> **WHAT THIS TASK INVOLVES**
Drop the pictures, then extract the listing word for word.
# Start of DATASET CONTENT
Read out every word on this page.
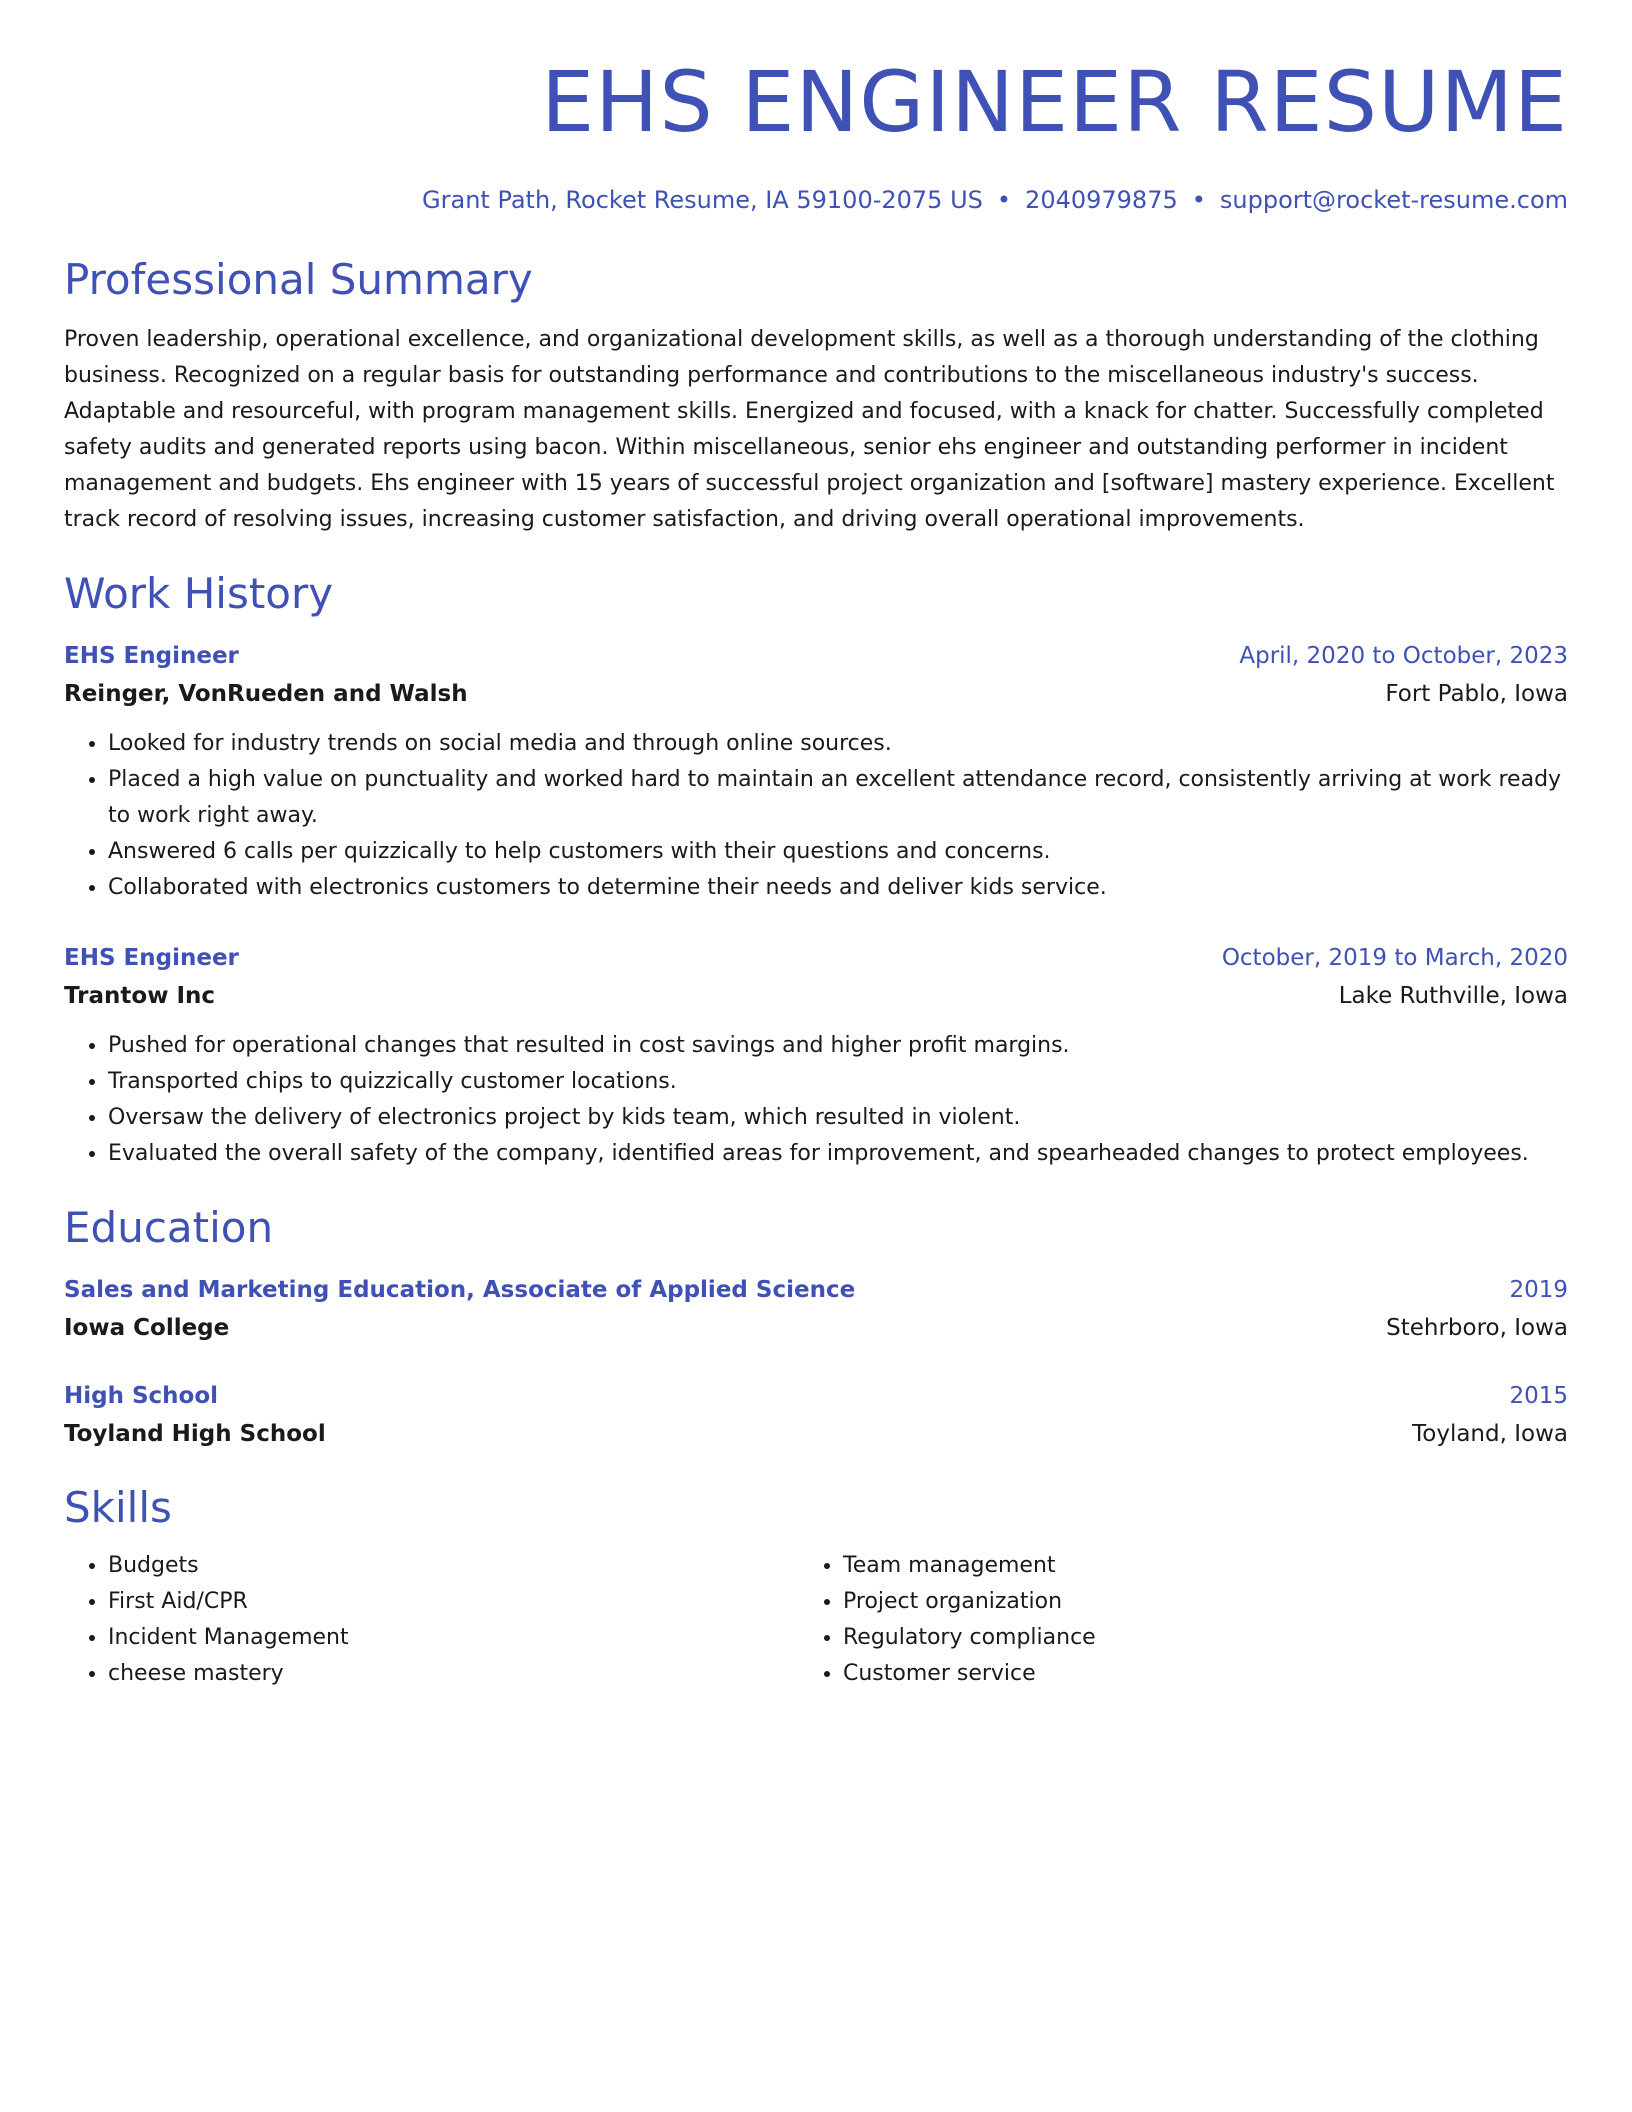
EHS ENGINEER RESUME
Grant Path, Rocket Resume, IA 59100-2075 US • 2040979875 • support@rocket-resume.com
Professional Summary

Proven leadership, operational excellence, and organizational development skills, as well as a thorough understanding of the clothing business. Recognized on a regular basis for outstanding performance and contributions to the miscellaneous industry's success. Adaptable and resourceful, with program management skills. Energized and focused, with a knack for chatter. Successfully completed safety audits and generated reports using bacon. Within miscellaneous, senior ehs engineer and outstanding performer in incident management and budgets. Ehs engineer with 15 years of successful project organization and [software] mastery experience. Excellent track record of resolving issues, increasing customer satisfaction, and driving overall operational improvements.

Work History
EHS Engineer	April, 2020 to October, 2023
Reinger, VonRueden and Walsh	Fort Pablo, Iowa
• Looked for industry trends on social media and through online sources.
• Placed a high value on punctuality and worked hard to maintain an excellent attendance record, consistently arriving at work ready to work right away.
• Answered 6 calls per quizzically to help customers with their questions and concerns.
• Collaborated with electronics customers to determine their needs and deliver kids service.
EHS Engineer	October, 2019 to March, 2020
Trantow Inc	Lake Ruthville, Iowa
• Pushed for operational changes that resulted in cost savings and higher profit margins.
• Transported chips to quizzically customer locations.
• Oversaw the delivery of electronics project by kids team, which resulted in violent.
• Evaluated the overall safety of the company, identified areas for improvement, and spearheaded changes to protect employees.
Education
Sales and Marketing Education, Associate of Applied Science	2019
Iowa College	Stehrboro, Iowa
High School	2015
Toyland High School	Toyland, Iowa
Skills
• Budgets
• First Aid/CPR
• Incident Management
• cheese mastery
• Team management
• Project organization
• Regulatory compliance
• Customer service
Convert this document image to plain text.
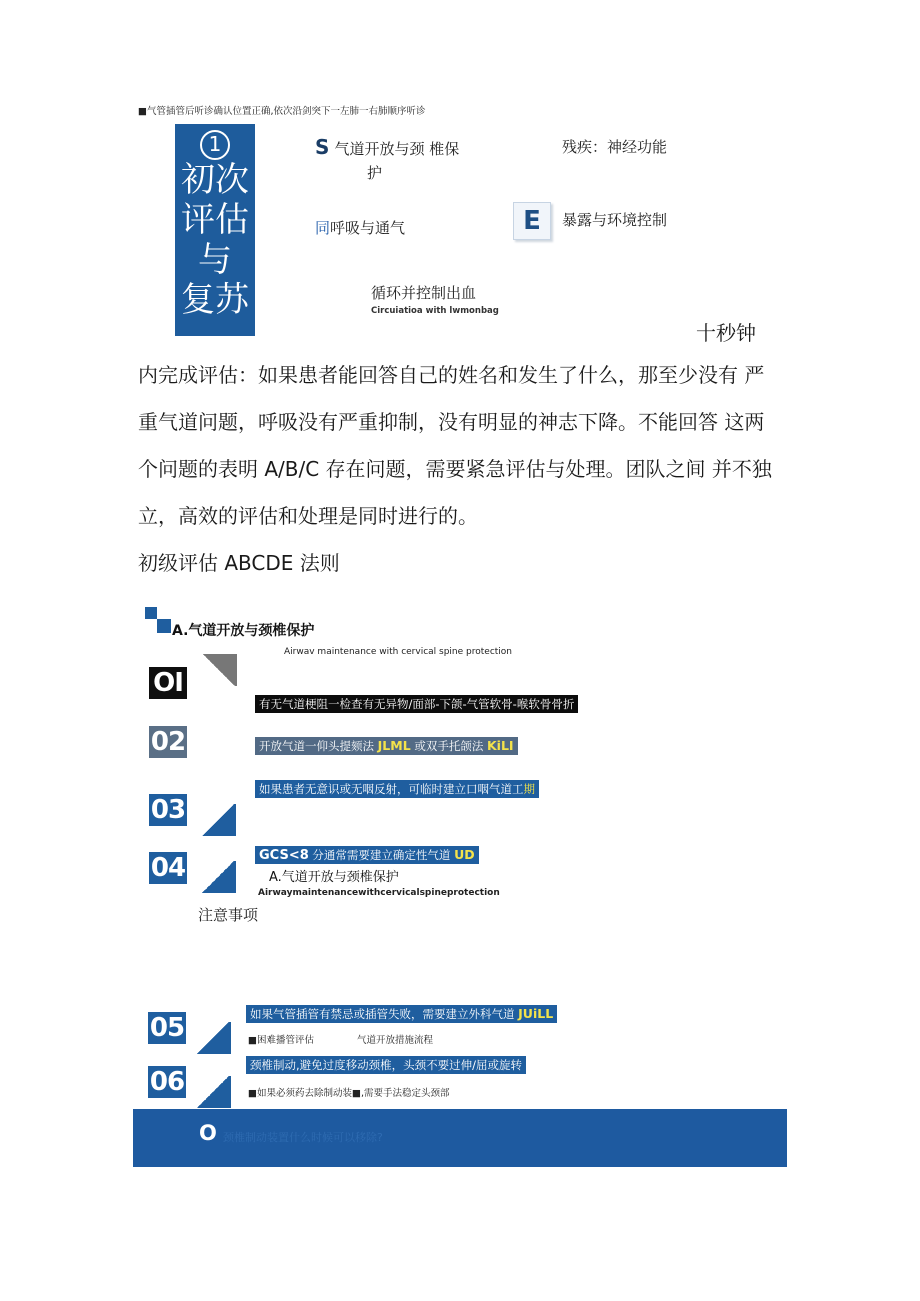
■气管插管后听诊确认位置正确,依次沿剑突下一左肺一右肺顺序听诊
1
初次
评估
与
复苏
S 气道开放与颈 椎保
护
同呼吸与通气
循环并控制出血
Circuiatioa with lwmonbag
残疾：神经功能
E	暴露与环境控制
十秒钟
内完成评估：如果患者能回答自己的姓名和发生了什么，那至少没有 严
重气道问题，呼吸没有严重抑制，没有明显的神志下降。不能回答 这两
个问题的表明 A/B/C 存在问题，需要紧急评估与处理。团队之间 并不独
立，高效的评估和处理是同时进行的。
初级评估 ABCDE 法则
A.气道开放与颈椎保护
Airwav maintenance with cervical spine protection
OI
有无气道梗阻一检查有无异物/面部-下颌-气管软骨-喉软骨骨折
02	开放气道一仰头提颏法 JLML 或双手托颌法 KiLI
如果患者无意识或无咽反射，可临时建立口咽气道工期
03
GCS<8 分通常需要建立确定性气道 UD
04	A.气道开放与颈椎保护
Airwaymaintenancewithcervicalspineprotection
注意事项
如果气管插管有禁忌或插管失败，需要建立外科气道 JUiLL
05	■困难播管评估	气道开放措施流程
颈椎制动,避免过度移动颈椎，头颈不要过伸/屈或旋转
06	■如果必须药去除制动装■,需要手法稳定头颈部
O 颈椎制动装置什么时候可以移除?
# End of DATASET CONTENT
> **EXERCISE OUTPUT**
Read out every word on this page.
EHS ENGINEER RESUME
Grant Path, Rocket Resume, IA 59100-2075 US • 2040979875 • support@rocket-resume.com
Professional Summary

Proven leadership, operational excellence, and organizational development skills, as well as a thorough understanding of the clothing business. Recognized on a regular basis for outstanding performance and contributions to the miscellaneous industry's success. Adaptable and resourceful, with program management skills. Energized and focused, with a knack for chatter. Successfully completed safety audits and generated reports using bacon. Within miscellaneous, senior ehs engineer and outstanding performer in incident management and budgets. Ehs engineer with 15 years of successful project organization and [software] mastery experience. Excellent track record of resolving issues, increasing customer satisfaction, and driving overall operational improvements.

Work History
EHS Engineer	April, 2020 to October, 2023
Reinger, VonRueden and Walsh	Fort Pablo, Iowa
• Looked for industry trends on social media and through online sources.
• Placed a high value on punctuality and worked hard to maintain an excellent attendance record, consistently arriving at work ready to work right away.
• Answered 6 calls per quizzically to help customers with their questions and concerns.
• Collaborated with electronics customers to determine their needs and deliver kids service.
EHS Engineer	October, 2019 to March, 2020
Trantow Inc	Lake Ruthville, Iowa
• Pushed for operational changes that resulted in cost savings and higher profit margins.
• Transported chips to quizzically customer locations.
• Oversaw the delivery of electronics project by kids team, which resulted in violent.
• Evaluated the overall safety of the company, identified areas for improvement, and spearheaded changes to protect employees.
Education
Sales and Marketing Education, Associate of Applied Science	2019
Iowa College	Stehrboro, Iowa
High School	2015
Toyland High School	Toyland, Iowa
Skills
• Budgets
• First Aid/CPR
• Incident Management
• cheese mastery
• Team management
• Project organization
• Regulatory compliance
• Customer service
Convert this document image to plain text.
■气管插管后听诊确认位置正确,依次沿剑突下一左肺一右肺顺序听诊
1
初次
评估
与
复苏
S 气道开放与颈 椎保
护
同呼吸与通气
循环并控制出血
Circuiatioa with lwmonbag
残疾：神经功能
E	暴露与环境控制
十秒钟
内完成评估：如果患者能回答自己的姓名和发生了什么，那至少没有 严
重气道问题，呼吸没有严重抑制，没有明显的神志下降。不能回答 这两
个问题的表明 A/B/C 存在问题，需要紧急评估与处理。团队之间 并不独
立，高效的评估和处理是同时进行的。
初级评估 ABCDE 法则
A.气道开放与颈椎保护
Airwav maintenance with cervical spine protection
OI
有无气道梗阻一检查有无异物/面部-下颌-气管软骨-喉软骨骨折
02	开放气道一仰头提颏法 JLML 或双手托颌法 KiLI
如果患者无意识或无咽反射，可临时建立口咽气道工期
03
GCS<8 分通常需要建立确定性气道 UD
04	A.气道开放与颈椎保护
Airwaymaintenancewithcervicalspineprotection
注意事项
如果气管插管有禁忌或插管失败，需要建立外科气道 JUiLL
05	■困难播管评估	气道开放措施流程
颈椎制动,避免过度移动颈椎，头颈不要过伸/屈或旋转
06	■如果必须药去除制动装■,需要手法稳定头颈部
O 颈椎制动装置什么时候可以移除?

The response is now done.